### INSTRUCTION
Search the listing below for the string "dist" and show each line that contains it.

___

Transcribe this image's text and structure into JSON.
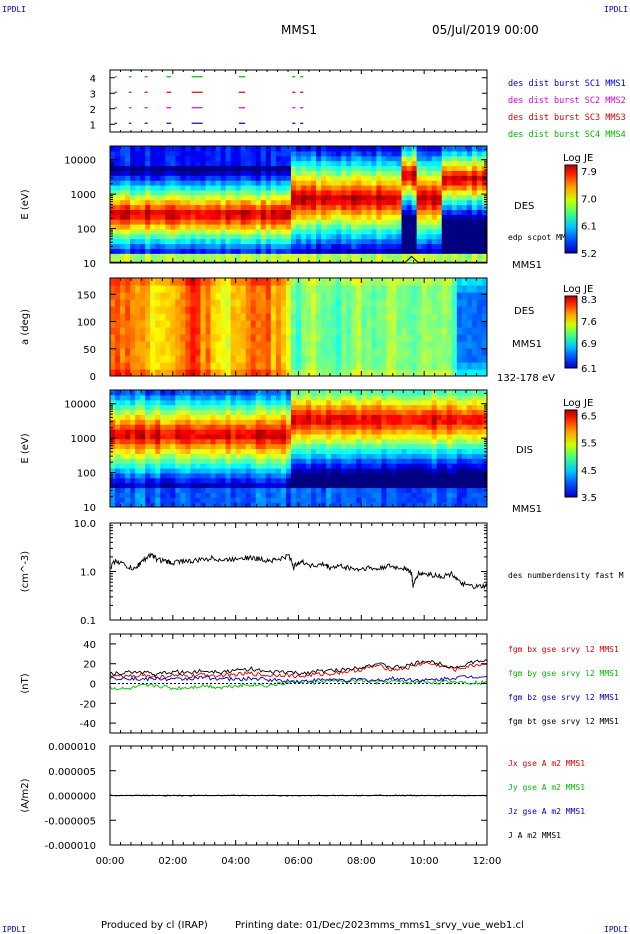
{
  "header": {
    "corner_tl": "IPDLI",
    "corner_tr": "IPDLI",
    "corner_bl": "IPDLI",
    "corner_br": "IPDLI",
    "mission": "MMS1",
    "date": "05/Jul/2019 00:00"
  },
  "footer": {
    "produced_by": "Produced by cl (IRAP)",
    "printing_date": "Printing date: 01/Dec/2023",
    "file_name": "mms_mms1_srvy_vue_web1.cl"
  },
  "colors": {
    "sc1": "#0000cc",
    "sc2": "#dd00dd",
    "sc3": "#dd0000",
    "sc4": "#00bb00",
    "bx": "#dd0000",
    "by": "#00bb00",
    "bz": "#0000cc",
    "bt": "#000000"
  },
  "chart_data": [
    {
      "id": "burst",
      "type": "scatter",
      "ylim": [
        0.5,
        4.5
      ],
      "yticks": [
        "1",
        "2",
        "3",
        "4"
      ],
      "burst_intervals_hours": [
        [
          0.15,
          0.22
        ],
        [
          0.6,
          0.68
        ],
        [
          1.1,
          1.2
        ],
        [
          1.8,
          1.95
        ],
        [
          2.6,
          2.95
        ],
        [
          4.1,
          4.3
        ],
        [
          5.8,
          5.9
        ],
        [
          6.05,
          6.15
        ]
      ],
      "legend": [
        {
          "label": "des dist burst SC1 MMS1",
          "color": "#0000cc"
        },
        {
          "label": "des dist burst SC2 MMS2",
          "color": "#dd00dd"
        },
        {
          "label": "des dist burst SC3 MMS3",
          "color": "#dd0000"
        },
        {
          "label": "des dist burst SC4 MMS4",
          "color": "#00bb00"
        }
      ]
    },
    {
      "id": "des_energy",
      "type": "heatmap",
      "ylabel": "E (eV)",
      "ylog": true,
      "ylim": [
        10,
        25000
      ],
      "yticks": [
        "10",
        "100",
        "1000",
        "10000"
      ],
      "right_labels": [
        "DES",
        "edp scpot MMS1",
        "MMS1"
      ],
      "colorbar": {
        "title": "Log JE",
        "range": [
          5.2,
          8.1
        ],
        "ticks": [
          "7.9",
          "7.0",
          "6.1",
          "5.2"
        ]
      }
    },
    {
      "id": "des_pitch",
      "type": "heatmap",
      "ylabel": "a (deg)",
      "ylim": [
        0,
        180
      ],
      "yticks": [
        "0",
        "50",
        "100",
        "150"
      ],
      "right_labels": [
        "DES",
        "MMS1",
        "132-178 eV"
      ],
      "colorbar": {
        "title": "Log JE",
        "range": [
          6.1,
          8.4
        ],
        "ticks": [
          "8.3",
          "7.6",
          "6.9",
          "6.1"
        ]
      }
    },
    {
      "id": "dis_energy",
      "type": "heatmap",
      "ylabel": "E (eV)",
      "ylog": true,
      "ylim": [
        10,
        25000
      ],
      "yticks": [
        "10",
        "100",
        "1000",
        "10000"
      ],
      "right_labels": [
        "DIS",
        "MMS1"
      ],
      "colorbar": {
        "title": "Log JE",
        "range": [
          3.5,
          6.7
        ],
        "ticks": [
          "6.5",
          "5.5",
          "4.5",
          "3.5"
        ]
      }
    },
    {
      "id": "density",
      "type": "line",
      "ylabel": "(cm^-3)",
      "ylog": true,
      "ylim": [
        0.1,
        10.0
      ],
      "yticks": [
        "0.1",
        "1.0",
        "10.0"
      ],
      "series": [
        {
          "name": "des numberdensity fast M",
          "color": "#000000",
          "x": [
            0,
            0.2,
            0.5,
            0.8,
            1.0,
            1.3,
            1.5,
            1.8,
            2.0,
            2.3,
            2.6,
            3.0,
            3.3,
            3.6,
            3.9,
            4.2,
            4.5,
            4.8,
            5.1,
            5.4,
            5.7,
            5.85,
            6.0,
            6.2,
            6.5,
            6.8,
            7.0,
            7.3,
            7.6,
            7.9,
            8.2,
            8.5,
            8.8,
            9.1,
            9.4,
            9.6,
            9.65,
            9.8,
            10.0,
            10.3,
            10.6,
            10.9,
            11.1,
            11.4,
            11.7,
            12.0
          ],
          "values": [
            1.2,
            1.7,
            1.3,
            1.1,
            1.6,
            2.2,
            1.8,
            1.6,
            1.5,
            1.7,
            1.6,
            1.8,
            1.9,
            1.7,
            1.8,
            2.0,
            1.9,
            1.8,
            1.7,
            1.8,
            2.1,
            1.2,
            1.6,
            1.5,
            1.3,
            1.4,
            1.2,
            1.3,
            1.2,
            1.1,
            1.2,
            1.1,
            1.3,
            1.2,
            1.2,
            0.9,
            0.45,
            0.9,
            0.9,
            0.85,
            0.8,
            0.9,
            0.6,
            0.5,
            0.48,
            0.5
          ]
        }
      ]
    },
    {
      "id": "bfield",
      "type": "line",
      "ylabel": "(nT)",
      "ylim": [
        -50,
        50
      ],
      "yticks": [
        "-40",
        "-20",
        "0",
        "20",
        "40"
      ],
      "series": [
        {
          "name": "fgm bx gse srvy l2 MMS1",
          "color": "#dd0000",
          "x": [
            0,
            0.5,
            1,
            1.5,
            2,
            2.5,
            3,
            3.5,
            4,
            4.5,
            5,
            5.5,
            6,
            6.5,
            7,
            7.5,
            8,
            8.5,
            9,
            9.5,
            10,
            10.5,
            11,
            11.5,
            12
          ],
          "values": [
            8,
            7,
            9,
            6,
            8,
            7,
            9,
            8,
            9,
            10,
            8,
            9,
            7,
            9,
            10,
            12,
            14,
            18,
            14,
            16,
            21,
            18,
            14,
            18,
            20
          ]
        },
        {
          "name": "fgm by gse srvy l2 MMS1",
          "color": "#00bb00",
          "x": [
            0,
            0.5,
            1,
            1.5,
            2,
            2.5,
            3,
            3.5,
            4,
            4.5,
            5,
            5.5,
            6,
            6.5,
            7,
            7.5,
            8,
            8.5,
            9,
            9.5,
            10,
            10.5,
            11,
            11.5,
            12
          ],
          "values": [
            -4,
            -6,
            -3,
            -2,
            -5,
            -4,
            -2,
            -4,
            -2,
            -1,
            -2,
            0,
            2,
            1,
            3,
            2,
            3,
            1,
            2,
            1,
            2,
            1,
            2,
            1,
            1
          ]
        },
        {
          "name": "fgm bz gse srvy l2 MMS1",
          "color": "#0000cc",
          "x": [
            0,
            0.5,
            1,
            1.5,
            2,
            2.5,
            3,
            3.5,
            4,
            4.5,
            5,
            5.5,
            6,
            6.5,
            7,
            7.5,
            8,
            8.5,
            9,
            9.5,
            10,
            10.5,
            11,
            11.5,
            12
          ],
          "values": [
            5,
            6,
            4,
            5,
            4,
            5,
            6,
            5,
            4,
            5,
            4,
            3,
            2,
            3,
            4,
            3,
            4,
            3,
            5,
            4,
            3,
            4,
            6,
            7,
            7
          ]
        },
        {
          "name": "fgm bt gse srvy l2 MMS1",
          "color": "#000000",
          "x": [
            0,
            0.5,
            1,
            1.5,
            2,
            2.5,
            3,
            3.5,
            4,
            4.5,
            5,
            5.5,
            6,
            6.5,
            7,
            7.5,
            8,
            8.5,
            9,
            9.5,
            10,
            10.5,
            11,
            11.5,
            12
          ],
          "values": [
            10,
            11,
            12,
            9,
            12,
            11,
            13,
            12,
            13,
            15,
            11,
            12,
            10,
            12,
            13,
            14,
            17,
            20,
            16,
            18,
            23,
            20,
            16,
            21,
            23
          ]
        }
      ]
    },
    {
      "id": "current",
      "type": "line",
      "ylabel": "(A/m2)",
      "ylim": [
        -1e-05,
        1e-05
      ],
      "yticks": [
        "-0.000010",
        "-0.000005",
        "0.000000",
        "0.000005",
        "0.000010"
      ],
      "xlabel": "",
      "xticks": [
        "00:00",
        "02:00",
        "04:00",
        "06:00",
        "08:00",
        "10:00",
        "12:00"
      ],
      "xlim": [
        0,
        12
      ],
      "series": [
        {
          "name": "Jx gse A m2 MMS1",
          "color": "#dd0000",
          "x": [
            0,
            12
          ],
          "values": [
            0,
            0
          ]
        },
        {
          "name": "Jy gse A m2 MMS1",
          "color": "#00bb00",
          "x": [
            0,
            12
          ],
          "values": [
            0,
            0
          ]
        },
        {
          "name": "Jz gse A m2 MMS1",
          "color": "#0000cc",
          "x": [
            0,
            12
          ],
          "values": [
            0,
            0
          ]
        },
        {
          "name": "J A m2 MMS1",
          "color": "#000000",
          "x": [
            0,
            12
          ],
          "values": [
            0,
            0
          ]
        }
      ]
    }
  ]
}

___

### EXERCISE OUTPUT
          "label": "des dist burst SC1 MMS1",
          "label": "des dist burst SC2 MMS2",
          "label": "des dist burst SC3 MMS3",
          "label": "des dist burst SC4 MMS4",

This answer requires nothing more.